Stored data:
+-------+

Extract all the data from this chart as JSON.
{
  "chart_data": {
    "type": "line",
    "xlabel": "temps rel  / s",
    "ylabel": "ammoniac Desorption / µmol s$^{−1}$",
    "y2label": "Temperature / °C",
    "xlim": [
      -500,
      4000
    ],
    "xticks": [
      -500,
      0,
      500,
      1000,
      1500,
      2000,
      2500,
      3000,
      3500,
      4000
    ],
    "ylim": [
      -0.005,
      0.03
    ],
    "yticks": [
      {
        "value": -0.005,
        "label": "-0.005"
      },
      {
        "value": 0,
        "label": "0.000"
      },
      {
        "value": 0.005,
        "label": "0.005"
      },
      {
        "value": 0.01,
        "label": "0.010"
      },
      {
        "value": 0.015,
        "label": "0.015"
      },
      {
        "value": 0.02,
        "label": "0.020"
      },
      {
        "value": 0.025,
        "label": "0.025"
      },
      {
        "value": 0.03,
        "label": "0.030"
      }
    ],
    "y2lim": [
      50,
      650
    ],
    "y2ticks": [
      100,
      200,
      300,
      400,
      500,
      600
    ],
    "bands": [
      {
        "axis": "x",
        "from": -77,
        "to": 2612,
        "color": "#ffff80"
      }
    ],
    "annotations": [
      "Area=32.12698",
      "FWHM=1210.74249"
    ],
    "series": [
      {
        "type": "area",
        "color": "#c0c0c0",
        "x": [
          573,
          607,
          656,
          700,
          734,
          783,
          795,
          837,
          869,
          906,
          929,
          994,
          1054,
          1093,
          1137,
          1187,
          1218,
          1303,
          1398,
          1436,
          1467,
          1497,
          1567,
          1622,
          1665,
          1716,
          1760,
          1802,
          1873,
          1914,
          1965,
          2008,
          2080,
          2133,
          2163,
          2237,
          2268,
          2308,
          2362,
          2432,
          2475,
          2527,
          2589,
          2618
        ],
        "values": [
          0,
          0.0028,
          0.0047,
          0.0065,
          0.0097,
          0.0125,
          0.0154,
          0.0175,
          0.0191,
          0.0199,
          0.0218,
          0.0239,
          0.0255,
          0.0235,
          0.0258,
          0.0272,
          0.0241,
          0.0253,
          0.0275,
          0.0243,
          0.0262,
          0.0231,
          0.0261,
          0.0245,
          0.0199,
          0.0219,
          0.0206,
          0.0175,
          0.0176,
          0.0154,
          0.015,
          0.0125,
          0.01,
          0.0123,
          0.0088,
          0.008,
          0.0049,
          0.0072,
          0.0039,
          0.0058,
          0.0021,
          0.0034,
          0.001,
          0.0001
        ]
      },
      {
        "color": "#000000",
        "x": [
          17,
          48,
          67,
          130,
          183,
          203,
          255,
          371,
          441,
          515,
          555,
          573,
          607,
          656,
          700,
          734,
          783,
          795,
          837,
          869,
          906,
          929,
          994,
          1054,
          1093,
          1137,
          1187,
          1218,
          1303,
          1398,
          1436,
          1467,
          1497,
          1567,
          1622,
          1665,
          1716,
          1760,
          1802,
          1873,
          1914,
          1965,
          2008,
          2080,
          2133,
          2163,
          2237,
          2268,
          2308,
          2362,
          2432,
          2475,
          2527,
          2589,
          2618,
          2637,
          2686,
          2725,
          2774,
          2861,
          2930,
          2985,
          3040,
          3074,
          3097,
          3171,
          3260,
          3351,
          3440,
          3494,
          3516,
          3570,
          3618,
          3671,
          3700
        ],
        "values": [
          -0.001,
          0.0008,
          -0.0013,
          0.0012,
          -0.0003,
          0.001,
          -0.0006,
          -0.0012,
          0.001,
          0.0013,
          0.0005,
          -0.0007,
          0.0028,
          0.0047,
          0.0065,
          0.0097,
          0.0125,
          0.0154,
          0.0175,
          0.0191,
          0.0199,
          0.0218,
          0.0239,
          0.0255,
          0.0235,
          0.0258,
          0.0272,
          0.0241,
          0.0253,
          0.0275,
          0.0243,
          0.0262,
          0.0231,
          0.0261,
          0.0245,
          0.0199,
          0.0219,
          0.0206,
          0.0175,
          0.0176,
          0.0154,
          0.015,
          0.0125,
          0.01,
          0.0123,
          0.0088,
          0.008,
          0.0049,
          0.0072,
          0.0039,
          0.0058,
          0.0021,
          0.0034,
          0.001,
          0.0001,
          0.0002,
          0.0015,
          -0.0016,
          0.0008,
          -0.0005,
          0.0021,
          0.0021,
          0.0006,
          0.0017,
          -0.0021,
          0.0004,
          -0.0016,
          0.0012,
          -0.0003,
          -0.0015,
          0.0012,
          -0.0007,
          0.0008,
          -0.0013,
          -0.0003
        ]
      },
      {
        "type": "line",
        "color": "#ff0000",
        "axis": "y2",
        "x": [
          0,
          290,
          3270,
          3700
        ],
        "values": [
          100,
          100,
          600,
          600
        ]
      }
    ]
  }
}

+-------+

| Directions |
Retype the data in full and match it exactly.

| Solution to this problem |
Extract all the data from this chart as JSON.
{
  "chart_data": {
    "type": "line",
    "xlabel": "temps rel  / s",
    "ylabel": "ammoniac Desorption / µmol s$^{−1}$",
    "y2label": "Temperature / °C",
    "xlim": [
      -500,
      4000
    ],
    "xticks": [
      -500,
      0,
      500,
      1000,
      1500,
      2000,
      2500,
      3000,
      3500,
      4000
    ],
    "ylim": [
      -0.005,
      0.03
    ],
    "yticks": [
      {
        "value": -0.005,
        "label": "-0.005"
      },
      {
        "value": 0,
        "label": "0.000"
      },
      {
        "value": 0.005,
        "label": "0.005"
      },
      {
        "value": 0.01,
        "label": "0.010"
      },
      {
        "value": 0.015,
        "label": "0.015"
      },
      {
        "value": 0.02,
        "label": "0.020"
      },
      {
        "value": 0.025,
        "label": "0.025"
      },
      {
        "value": 0.03,
        "label": "0.030"
      }
    ],
    "y2lim": [
      50,
      650
    ],
    "y2ticks": [
      100,
      200,
      300,
      400,
      500,
      600
    ],
    "bands": [
      {
        "axis": "x",
        "from": -77,
        "to": 2612,
        "color": "#ffff80"
      }
    ],
    "annotations": [
      "Area=32.12698",
      "FWHM=1210.74249"
    ],
    "series": [
      {
        "type": "area",
        "color": "#c0c0c0",
        "x": [
          573,
          607,
          656,
          700,
          734,
          783,
          795,
          837,
          869,
          906,
          929,
          994,
          1054,
          1093,
          1137,
          1187,
          1218,
          1303,
          1398,
          1436,
          1467,
          1497,
          1567,
          1622,
          1665,
          1716,
          1760,
          1802,
          1873,
          1914,
          1965,
          2008,
          2080,
          2133,
          2163,
          2237,
          2268,
          2308,
          2362,
          2432,
          2475,
          2527,
          2589,
          2618
        ],
        "values": [
          0,
          0.0028,
          0.0047,
          0.0065,
          0.0097,
          0.0125,
          0.0154,
          0.0175,
          0.0191,
          0.0199,
          0.0218,
          0.0239,
          0.0255,
          0.0235,
          0.0258,
          0.0272,
          0.0241,
          0.0253,
          0.0275,
          0.0243,
          0.0262,
          0.0231,
          0.0261,
          0.0245,
          0.0199,
          0.0219,
          0.0206,
          0.0175,
          0.0176,
          0.0154,
          0.015,
          0.0125,
          0.01,
          0.0123,
          0.0088,
          0.008,
          0.0049,
          0.0072,
          0.0039,
          0.0058,
          0.0021,
          0.0034,
          0.001,
          0.0001
        ]
      },
      {
        "color": "#000000",
        "x": [
          17,
          48,
          67,
          130,
          183,
          203,
          255,
          371,
          441,
          515,
          555,
          573,
          607,
          656,
          700,
          734,
          783,
          795,
          837,
          869,
          906,
          929,
          994,
          1054,
          1093,
          1137,
          1187,
          1218,
          1303,
          1398,
          1436,
          1467,
          1497,
          1567,
          1622,
          1665,
          1716,
          1760,
          1802,
          1873,
          1914,
          1965,
          2008,
          2080,
          2133,
          2163,
          2237,
          2268,
          2308,
          2362,
          2432,
          2475,
          2527,
          2589,
          2618,
          2637,
          2686,
          2725,
          2774,
          2861,
          2930,
          2985,
          3040,
          3074,
          3097,
          3171,
          3260,
          3351,
          3440,
          3494,
          3516,
          3570,
          3618,
          3671,
          3700
        ],
        "values": [
          -0.001,
          0.0008,
          -0.0013,
          0.0012,
          -0.0003,
          0.001,
          -0.0006,
          -0.0012,
          0.001,
          0.0013,
          0.0005,
          -0.0007,
          0.0028,
          0.0047,
          0.0065,
          0.0097,
          0.0125,
          0.0154,
          0.0175,
          0.0191,
          0.0199,
          0.0218,
          0.0239,
          0.0255,
          0.0235,
          0.0258,
          0.0272,
          0.0241,
          0.0253,
          0.0275,
          0.0243,
          0.0262,
          0.0231,
          0.0261,
          0.0245,
          0.0199,
          0.0219,
          0.0206,
          0.0175,
          0.0176,
          0.0154,
          0.015,
          0.0125,
          0.01,
          0.0123,
          0.0088,
          0.008,
          0.0049,
          0.0072,
          0.0039,
          0.0058,
          0.0021,
          0.0034,
          0.001,
          0.0001,
          0.0002,
          0.0015,
          -0.0016,
          0.0008,
          -0.0005,
          0.0021,
          0.0021,
          0.0006,
          0.0017,
          -0.0021,
          0.0004,
          -0.0016,
          0.0012,
          -0.0003,
          -0.0015,
          0.0012,
          -0.0007,
          0.0008,
          -0.0013,
          -0.0003
        ]
      },
      {
        "type": "line",
        "color": "#ff0000",
        "axis": "y2",
        "x": [
          0,
          290,
          3270,
          3700
        ],
        "values": [
          100,
          100,
          600,
          600
        ]
      }
    ]
  }
}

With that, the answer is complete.